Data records
>>>>>

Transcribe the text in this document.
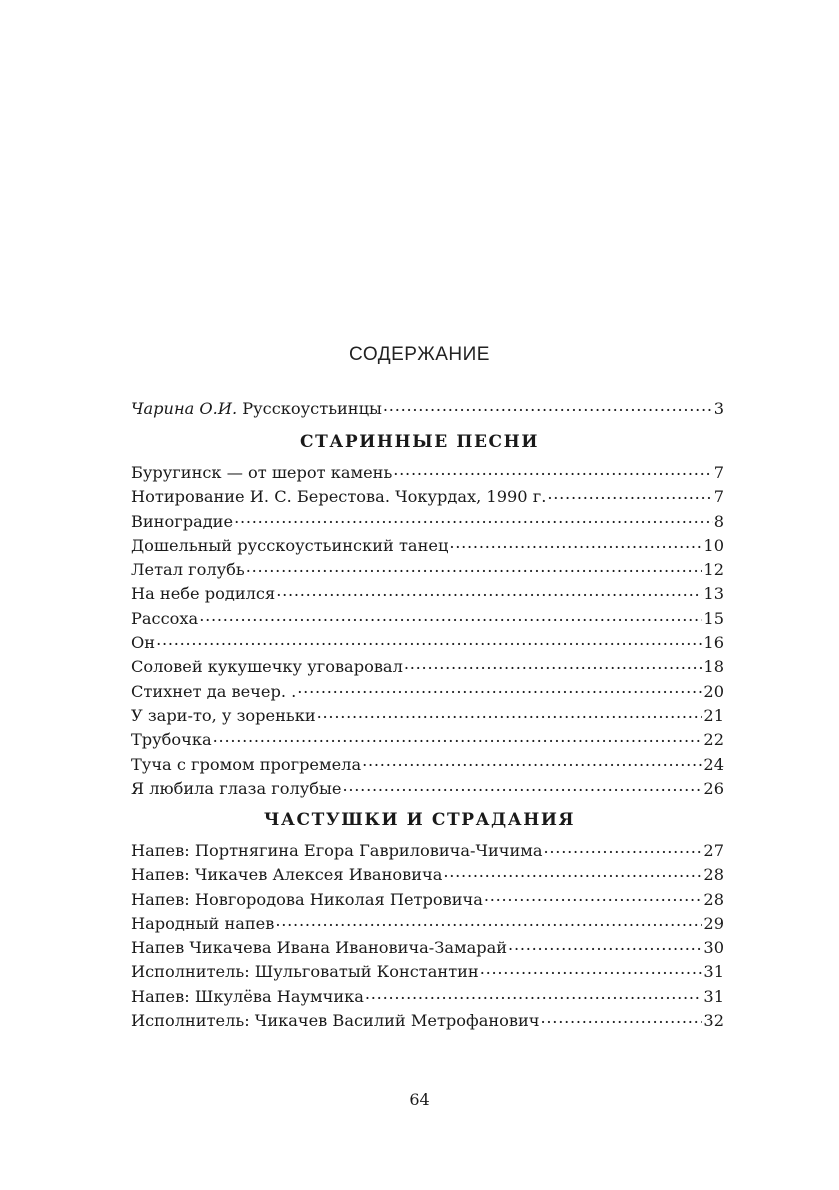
СОДЕРЖАНИЕ
Чарина О.И. Русскоустьинцы . . .	3
СТАРИННЫЕ ПЕСНИ
Буругинск — от шерот камень . . .	7
Нотирование И. С. Берестова. Чокурдах, 1990 г. . . .	7
Виноградие . . .	8
Дошельный русскоустьинский танец . . .	10
Летал голубь . . .	12
На небе родился . . .	13
Рассоха . . .	15
Он . . .	16
Соловей кукушечку уговаровал . . .	18
Стихнет да вечер. . . . .	20
У зари-то, у зореньки . . .	21
Трубочка . . .	22
Туча с громом прогремела . . .	24
Я любила глаза голубые . . .	26
ЧАСТУШКИ И СТРАДАНИЯ
Напев: Портнягина Егора Гавриловича-Чичима . . .	27
Напев: Чикачев Алексея Ивановича . . .	28
Напев: Новгородова Николая Петровича . . .	28
Народный напев . . .	29
Напев Чикачева Ивана Ивановича-Замарай . . .	30
Исполнитель: Шульговатый Константин . . .	31
Напев: Шкулёва Наумчика . . .	31
Исполнитель: Чикачев Василий Метрофанович . . .	32
64
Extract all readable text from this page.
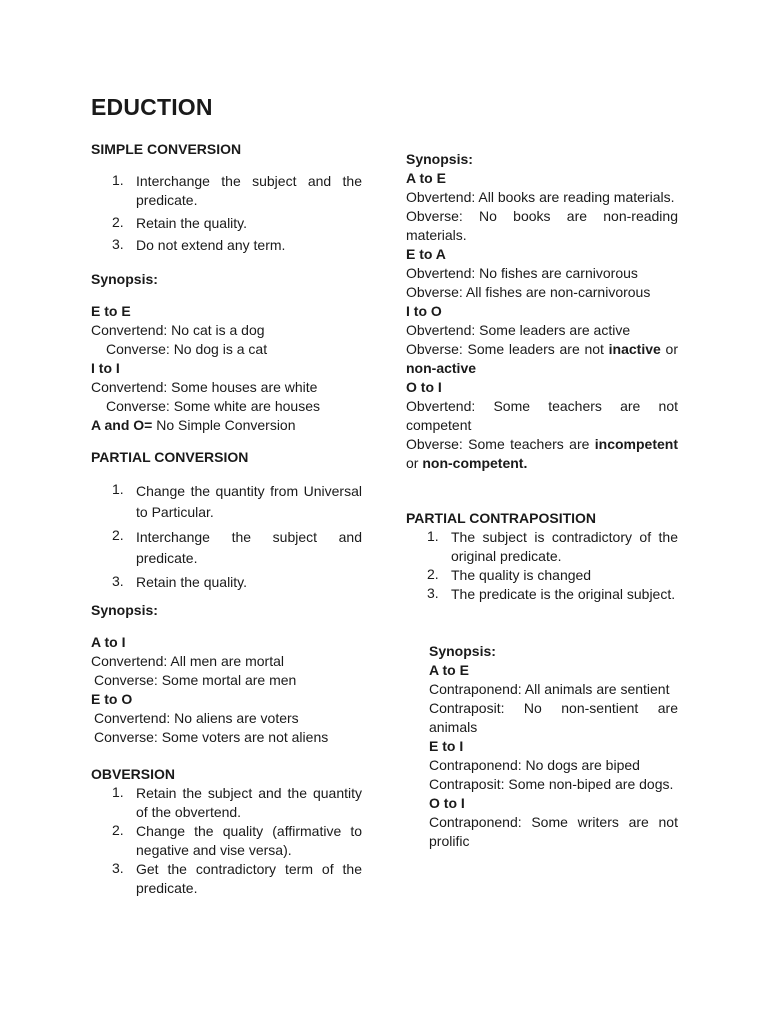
EDUCTION
SIMPLE CONVERSION
1. Interchange the subject and the predicate.
2. Retain the quality.
3. Do not extend any term.
Synopsis:
E to E
Convertend: No cat is a dog
Converse: No dog is a cat
I to I
Convertend: Some houses are white
Converse: Some white are houses
A and O= No Simple Conversion
PARTIAL CONVERSION
1. Change the quantity from Universal to Particular.
2. Interchange the subject and predicate.
3. Retain the quality.
Synopsis:
A to I
Convertend: All men are mortal
Converse: Some mortal are men
E to O
Convertend: No aliens are voters
Converse: Some voters are not aliens
OBVERSION
1. Retain the subject and the quantity of the obvertend.
2. Change the quality (affirmative to negative and vise versa).
3. Get the contradictory term of the predicate.
Synopsis:
A to E
Obvertend: All books are reading materials.
Obverse: No books are non-reading materials.
E to A
Obvertend: No fishes are carnivorous
Obverse: All fishes are non-carnivorous
I to O
Obvertend: Some leaders are active
Obverse: Some leaders are not inactive or non-active
O to I
Obvertend: Some teachers are not competent
Obverse: Some teachers are incompetent or non-competent.
PARTIAL CONTRAPOSITION
1. The subject is contradictory of the original predicate.
2. The quality is changed
3. The predicate is the original subject.
Synopsis:
A to E
Contraponend: All animals are sentient
Contraposit: No non-sentient are animals
E to I
Contraponend: No dogs are biped
Contraposit: Some non-biped are dogs.
O to I
Contraponend: Some writers are not prolific
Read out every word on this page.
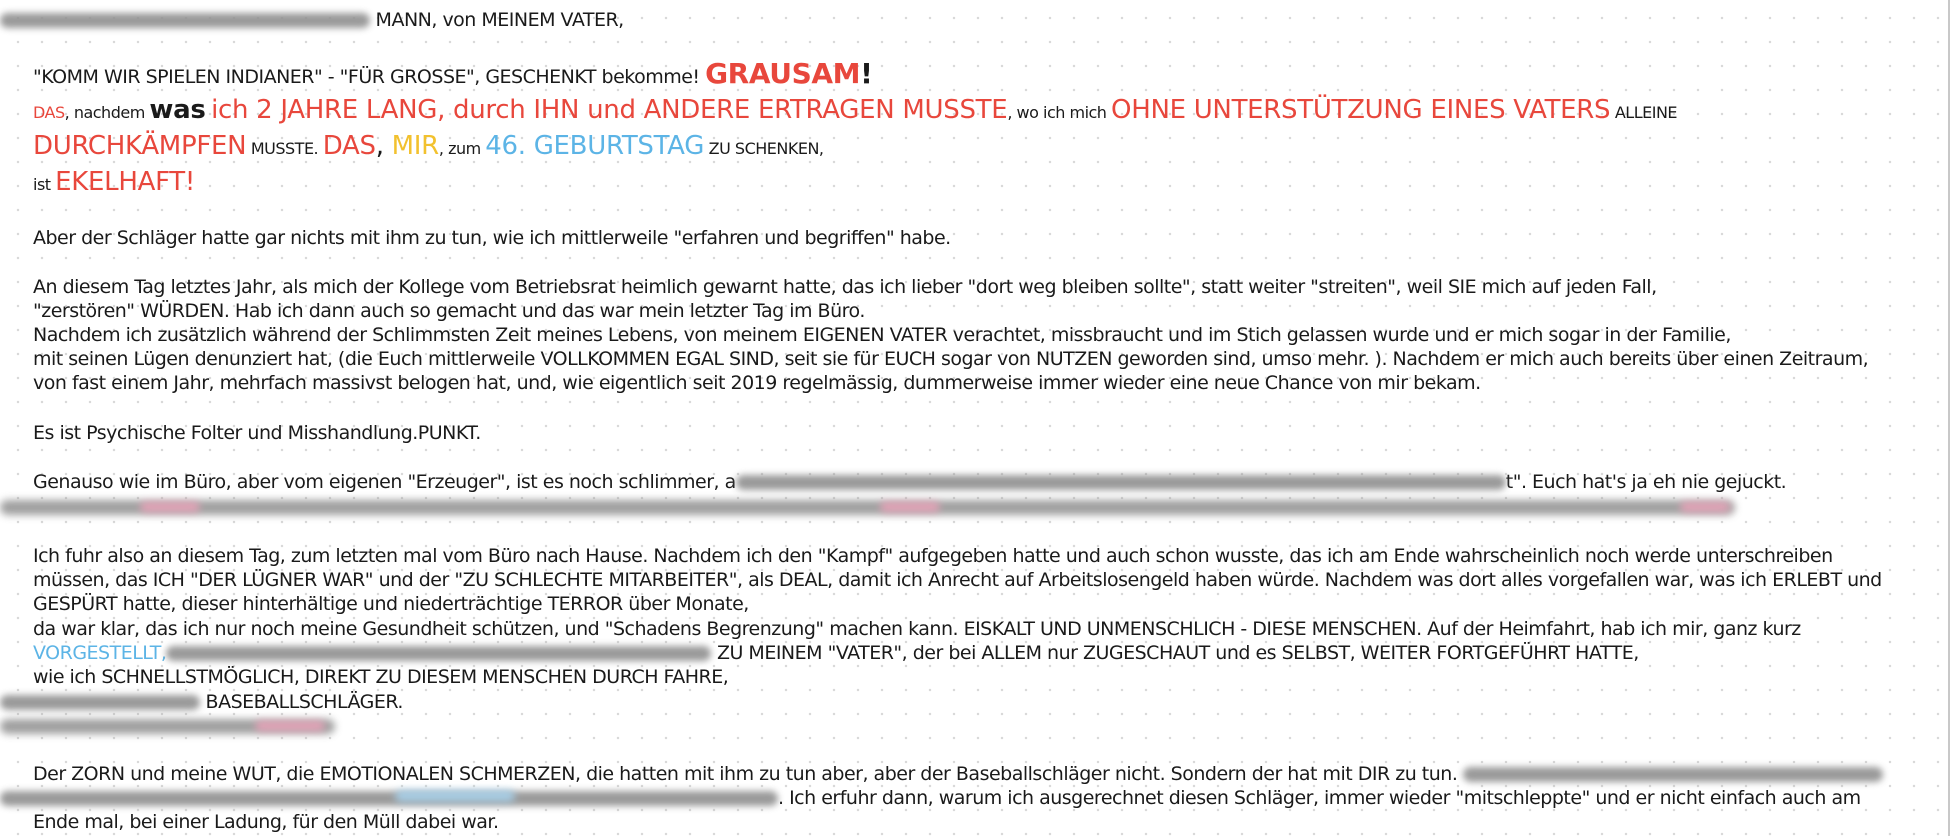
MANN, von MEINEM VATER,
"KOMM WIR SPIELEN INDIANER" - "FÜR GROSSE", GESCHENKT bekomme! GRAUSAM!
DAS, nachdem was ich 2 JAHRE LANG, durch IHN und ANDERE ERTRAGEN MUSSTE, wo ich mich OHNE UNTERSTÜTZUNG EINES VATERS ALLEINE
DURCHKÄMPFEN MUSSTE. DAS, MIR, zum 46. GEBURTSTAG ZU SCHENKEN,
ist EKELHAFT!
Aber der Schläger hatte gar nichts mit ihm zu tun, wie ich mittlerweile "erfahren und begriffen" habe.
An diesem Tag letztes Jahr, als mich der Kollege vom Betriebsrat heimlich gewarnt hatte, das ich lieber "dort weg bleiben sollte", statt weiter "streiten", weil SIE mich auf jeden Fall,
"zerstören" WÜRDEN. Hab ich dann auch so gemacht und das war mein letzter Tag im Büro.
Nachdem ich zusätzlich während der Schlimmsten Zeit meines Lebens, von meinem EIGENEN VATER verachtet, missbraucht und im Stich gelassen wurde und er mich sogar in der Familie,
mit seinen Lügen denunziert hat, (die Euch mittlerweile VOLLKOMMEN EGAL SIND, seit sie für EUCH sogar von NUTZEN geworden sind, umso mehr. ). Nachdem er mich auch bereits über einen Zeitraum,
von fast einem Jahr, mehrfach massivst belogen hat, und, wie eigentlich seit 2019 regelmässig, dummerweise immer wieder eine neue Chance von mir bekam.
Es ist Psychische Folter und Misshandlung.PUNKT.
Genauso wie im Büro, aber vom eigenen "Erzeuger", ist es noch schlimmer, a	t". Euch hat's ja eh nie gejuckt.
Ich fuhr also an diesem Tag, zum letzten mal vom Büro nach Hause. Nachdem ich den "Kampf" aufgegeben hatte und auch schon wusste, das ich am Ende wahrscheinlich noch werde unterschreiben
müssen, das ICH "DER LÜGNER WAR" und der "ZU SCHLECHTE MITARBEITER", als DEAL, damit ich Anrecht auf Arbeitslosengeld haben würde. Nachdem was dort alles vorgefallen war, was ich ERLEBT und
GESPÜRT hatte, dieser hinterhältige und niederträchtige TERROR über Monate,
da war klar, das ich nur noch meine Gesundheit schützen, und "Schadens Begrenzung" machen kann. EISKALT UND UNMENSCHLICH - DIESE MENSCHEN. Auf der Heimfahrt, hab ich mir, ganz kurz
VORGESTELLT,	ZU MEINEM "VATER", der bei ALLEM nur ZUGESCHAUT und es SELBST, WEITER FORTGEFÜHRT HATTE,
wie ich SCHNELLSTMÖGLICH, DIREKT ZU DIESEM MENSCHEN DURCH FAHRE,
BASEBALLSCHLÄGER.
Der ZORN und meine WUT, die EMOTIONALEN SCHMERZEN, die hatten mit ihm zu tun aber, aber der Baseballschläger nicht. Sondern der hat mit DIR zu tun.
. Ich erfuhr dann, warum ich ausgerechnet diesen Schläger, immer wieder "mitschleppte" und er nicht einfach auch am
Ende mal, bei einer Ladung, für den Müll dabei war.
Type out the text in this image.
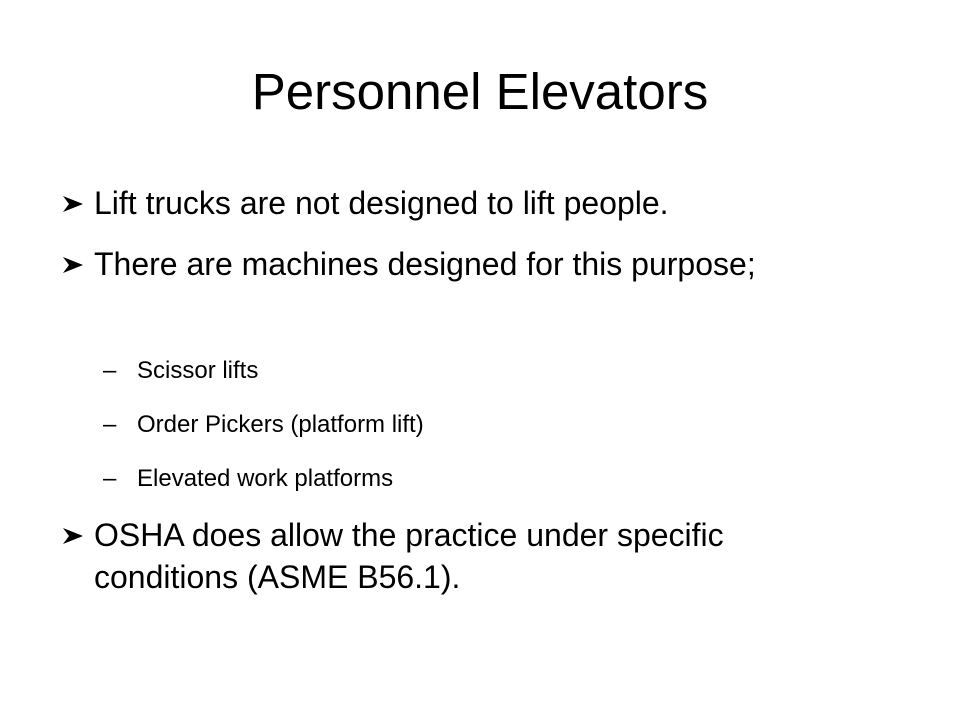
Personnel Elevators
Lift trucks are not designed to lift people.
There are machines designed for this purpose;
– Scissor lifts
– Order Pickers (platform lift)
– Elevated work platforms
OSHA does allow the practice under specific conditions (ASME B56.1).
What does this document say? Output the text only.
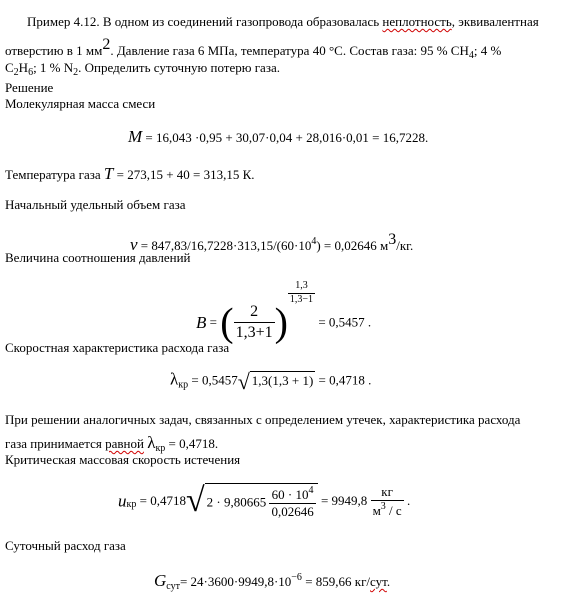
Пример 4.12. В одном из соединений газопровода образовалась неплотность, эквивалентная
отверстию в 1 $мм^2$. Давление газа 6 МПа, температура 40 °С. Состав газа: 95 % $СН_4$; 4 %
$С_2Н_6$; 1 % $N_2$. Определить суточную потерю газа.
Решение
Молекулярная масса смеси
M = 16,043 ·0,95 + 30,07·0,04 + 28,016·0,01 = 16,7228.
Температура газа T = 273,15 + 40 = 313,15 К.
Начальный удельный объем газа
$v = 847,83/16,7228\cdot 313,15/(60\cdot 10^4) = 0,02646$ $м^3/кг$.
Величина соотношения давлений
B = ( $\frac{2}{1,3+1}$ )
$\frac{1,3}{1,3-1}$
= 0,5457 .
Скоростная характеристика расхода газа
$\lambda_{кр} = 0,5457√$ 1,3(1,3 + 1) = 0,4718 .
При решении аналогичных задач, связанных с определением утечек, характеристика расхода
газа принимается равной $\lambda_{кр} = 0,4718$.
Критическая массовая скорость истечения
$u_{кр} = 0,4718√$ $2 \cdot 9,80665 \frac{60 \cdot 10^4}{0,02646} = 9949,8 \frac{кг}{м^3 / с}$ .
Суточный расход газа
$G_{сут}= 24\cdot 3600\cdot 9949,8\cdot 10^{-6} = 859,66$ кг/сут.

<<<<<

- _What you need to do_
In the records above, find the line containing "What does this". Reproduce it and every line after it through the last line, omitting pictures.

- _Problem solution_
What does this document say? Output the text only.
Пример 4.12. В одном из соединений газопровода образовалась неплотность, эквивалентная
отверстию в 1 $мм^2$. Давление газа 6 МПа, температура 40 °С. Состав газа: 95 % $СН_4$; 4 %
$С_2Н_6$; 1 % $N_2$. Определить суточную потерю газа.
Решение
Молекулярная масса смеси
M = 16,043 ·0,95 + 30,07·0,04 + 28,016·0,01 = 16,7228.
Температура газа T = 273,15 + 40 = 313,15 К.
Начальный удельный объем газа
$v = 847,83/16,7228\cdot 313,15/(60\cdot 10^4) = 0,02646$ $м^3/кг$.
Величина соотношения давлений
B = ( $\frac{2}{1,3+1}$ )
$\frac{1,3}{1,3-1}$
= 0,5457 .
Скоростная характеристика расхода газа
$\lambda_{кр} = 0,5457√$ 1,3(1,3 + 1) = 0,4718 .
При решении аналогичных задач, связанных с определением утечек, характеристика расхода
газа принимается равной $\lambda_{кр} = 0,4718$.
Критическая массовая скорость истечения
$u_{кр} = 0,4718√$ $2 \cdot 9,80665 \frac{60 \cdot 10^4}{0,02646} = 9949,8 \frac{кг}{м^3 / с}$ .
Суточный расход газа
$G_{сут}= 24\cdot 3600\cdot 9949,8\cdot 10^{-6} = 859,66$ кг/сут.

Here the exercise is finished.